• WHAT IS ASKED:
Where a line contains the string "style", copy that line.

* begin LISTING *

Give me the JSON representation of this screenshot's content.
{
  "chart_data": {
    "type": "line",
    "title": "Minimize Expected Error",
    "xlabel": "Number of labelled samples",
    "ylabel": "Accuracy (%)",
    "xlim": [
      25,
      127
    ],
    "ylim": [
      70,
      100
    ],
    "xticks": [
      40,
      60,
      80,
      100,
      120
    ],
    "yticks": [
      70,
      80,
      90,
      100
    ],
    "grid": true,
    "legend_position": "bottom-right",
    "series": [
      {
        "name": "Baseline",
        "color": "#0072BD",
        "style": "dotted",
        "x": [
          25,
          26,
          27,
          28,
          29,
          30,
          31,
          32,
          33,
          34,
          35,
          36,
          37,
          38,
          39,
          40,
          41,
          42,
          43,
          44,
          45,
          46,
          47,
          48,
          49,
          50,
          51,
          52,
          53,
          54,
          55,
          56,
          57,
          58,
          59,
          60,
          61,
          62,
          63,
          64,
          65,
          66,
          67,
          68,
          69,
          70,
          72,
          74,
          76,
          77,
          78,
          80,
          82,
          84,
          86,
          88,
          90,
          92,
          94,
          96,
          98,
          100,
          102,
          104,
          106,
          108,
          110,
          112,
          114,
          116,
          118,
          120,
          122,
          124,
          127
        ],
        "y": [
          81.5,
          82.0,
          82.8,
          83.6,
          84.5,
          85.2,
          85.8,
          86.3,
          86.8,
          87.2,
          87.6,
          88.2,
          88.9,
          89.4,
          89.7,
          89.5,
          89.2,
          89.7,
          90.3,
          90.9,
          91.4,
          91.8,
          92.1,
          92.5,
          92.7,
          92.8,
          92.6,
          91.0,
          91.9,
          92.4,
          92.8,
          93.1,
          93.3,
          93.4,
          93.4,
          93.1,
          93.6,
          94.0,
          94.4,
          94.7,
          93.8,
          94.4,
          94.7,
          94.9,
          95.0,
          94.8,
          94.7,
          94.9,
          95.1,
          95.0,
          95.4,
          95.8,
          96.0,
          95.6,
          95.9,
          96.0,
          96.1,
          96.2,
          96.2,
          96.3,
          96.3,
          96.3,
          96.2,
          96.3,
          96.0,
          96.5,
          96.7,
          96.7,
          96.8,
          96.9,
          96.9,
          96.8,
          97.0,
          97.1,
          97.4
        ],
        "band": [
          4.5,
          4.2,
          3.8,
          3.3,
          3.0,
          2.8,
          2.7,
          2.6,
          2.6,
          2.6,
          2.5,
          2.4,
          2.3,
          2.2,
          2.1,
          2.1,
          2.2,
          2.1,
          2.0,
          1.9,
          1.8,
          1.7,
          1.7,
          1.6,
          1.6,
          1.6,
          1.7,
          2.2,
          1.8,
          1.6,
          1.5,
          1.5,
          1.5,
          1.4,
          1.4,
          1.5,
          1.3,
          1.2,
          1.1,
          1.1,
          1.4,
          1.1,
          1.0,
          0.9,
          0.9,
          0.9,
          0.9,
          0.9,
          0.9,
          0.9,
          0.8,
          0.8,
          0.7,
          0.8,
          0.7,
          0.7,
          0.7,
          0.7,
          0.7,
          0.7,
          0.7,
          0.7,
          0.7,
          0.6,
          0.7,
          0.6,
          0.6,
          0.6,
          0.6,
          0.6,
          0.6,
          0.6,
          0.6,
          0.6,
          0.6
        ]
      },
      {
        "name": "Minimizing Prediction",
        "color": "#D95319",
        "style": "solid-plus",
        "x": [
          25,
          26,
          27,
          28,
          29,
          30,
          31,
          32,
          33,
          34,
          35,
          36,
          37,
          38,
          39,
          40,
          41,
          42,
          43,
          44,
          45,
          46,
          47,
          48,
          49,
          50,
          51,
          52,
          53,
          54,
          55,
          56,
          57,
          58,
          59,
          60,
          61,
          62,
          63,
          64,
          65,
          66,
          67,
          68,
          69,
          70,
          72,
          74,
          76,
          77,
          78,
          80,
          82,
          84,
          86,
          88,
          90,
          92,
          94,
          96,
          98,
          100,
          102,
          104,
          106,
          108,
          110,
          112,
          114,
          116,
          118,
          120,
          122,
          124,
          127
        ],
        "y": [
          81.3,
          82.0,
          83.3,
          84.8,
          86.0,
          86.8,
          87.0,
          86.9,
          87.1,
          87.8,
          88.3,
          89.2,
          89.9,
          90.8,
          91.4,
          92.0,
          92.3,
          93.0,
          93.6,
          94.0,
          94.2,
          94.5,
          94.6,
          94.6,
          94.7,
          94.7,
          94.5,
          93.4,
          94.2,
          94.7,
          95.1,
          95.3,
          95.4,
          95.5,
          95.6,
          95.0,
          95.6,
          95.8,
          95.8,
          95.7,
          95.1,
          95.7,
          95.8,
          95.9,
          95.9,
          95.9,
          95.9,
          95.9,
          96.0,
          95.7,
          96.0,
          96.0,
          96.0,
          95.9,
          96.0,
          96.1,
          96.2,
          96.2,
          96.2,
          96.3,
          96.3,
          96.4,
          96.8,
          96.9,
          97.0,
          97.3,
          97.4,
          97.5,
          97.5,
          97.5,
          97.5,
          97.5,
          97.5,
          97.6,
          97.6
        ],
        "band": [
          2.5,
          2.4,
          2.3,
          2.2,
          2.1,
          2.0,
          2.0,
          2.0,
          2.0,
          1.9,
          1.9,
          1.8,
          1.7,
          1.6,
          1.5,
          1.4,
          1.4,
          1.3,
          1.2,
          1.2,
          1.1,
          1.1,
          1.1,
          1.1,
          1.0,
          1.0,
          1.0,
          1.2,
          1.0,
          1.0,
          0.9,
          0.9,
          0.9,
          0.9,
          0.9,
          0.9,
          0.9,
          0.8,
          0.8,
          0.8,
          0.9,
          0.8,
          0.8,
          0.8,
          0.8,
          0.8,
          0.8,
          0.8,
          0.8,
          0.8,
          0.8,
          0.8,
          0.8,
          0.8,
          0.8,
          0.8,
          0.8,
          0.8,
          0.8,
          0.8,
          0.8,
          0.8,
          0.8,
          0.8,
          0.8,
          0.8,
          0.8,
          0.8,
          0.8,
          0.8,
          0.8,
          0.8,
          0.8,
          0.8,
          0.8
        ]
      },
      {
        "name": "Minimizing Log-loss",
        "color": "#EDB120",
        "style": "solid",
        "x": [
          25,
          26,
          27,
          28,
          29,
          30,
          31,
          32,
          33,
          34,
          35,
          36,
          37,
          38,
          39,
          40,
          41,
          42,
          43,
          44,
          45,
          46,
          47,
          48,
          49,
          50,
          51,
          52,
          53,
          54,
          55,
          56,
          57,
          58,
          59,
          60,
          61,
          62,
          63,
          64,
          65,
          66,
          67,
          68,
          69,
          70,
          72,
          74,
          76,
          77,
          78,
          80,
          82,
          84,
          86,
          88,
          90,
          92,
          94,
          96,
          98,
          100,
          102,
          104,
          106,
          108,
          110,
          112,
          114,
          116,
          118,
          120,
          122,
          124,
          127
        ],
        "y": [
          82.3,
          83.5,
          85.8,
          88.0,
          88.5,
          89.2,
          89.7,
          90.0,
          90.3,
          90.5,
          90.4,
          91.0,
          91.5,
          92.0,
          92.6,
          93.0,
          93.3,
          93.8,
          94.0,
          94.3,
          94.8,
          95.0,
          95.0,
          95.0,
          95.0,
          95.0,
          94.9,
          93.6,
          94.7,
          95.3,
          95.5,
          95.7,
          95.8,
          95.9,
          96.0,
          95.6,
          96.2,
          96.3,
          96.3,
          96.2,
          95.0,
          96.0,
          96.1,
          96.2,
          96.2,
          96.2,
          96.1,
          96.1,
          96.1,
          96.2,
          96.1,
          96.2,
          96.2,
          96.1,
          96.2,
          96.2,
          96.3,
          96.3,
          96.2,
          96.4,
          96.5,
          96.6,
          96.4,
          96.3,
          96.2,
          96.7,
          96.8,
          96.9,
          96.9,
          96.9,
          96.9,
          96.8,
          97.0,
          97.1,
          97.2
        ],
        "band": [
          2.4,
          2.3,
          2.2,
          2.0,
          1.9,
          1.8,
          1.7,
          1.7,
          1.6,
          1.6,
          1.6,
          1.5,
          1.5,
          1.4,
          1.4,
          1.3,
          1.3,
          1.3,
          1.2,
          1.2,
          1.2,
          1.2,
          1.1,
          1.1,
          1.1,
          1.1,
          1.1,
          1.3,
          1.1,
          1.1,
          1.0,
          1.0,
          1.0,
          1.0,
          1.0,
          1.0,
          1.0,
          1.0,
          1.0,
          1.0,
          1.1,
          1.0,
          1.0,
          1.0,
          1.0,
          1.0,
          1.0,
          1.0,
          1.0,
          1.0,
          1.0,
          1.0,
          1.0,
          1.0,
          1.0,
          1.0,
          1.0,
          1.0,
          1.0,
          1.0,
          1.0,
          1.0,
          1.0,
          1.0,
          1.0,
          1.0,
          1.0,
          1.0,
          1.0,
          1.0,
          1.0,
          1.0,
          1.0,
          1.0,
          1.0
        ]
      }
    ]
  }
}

* end LISTING *

• FULL RESPONSE:
        "style": "dotted",
        "style": "solid-plus",
        "style": "solid",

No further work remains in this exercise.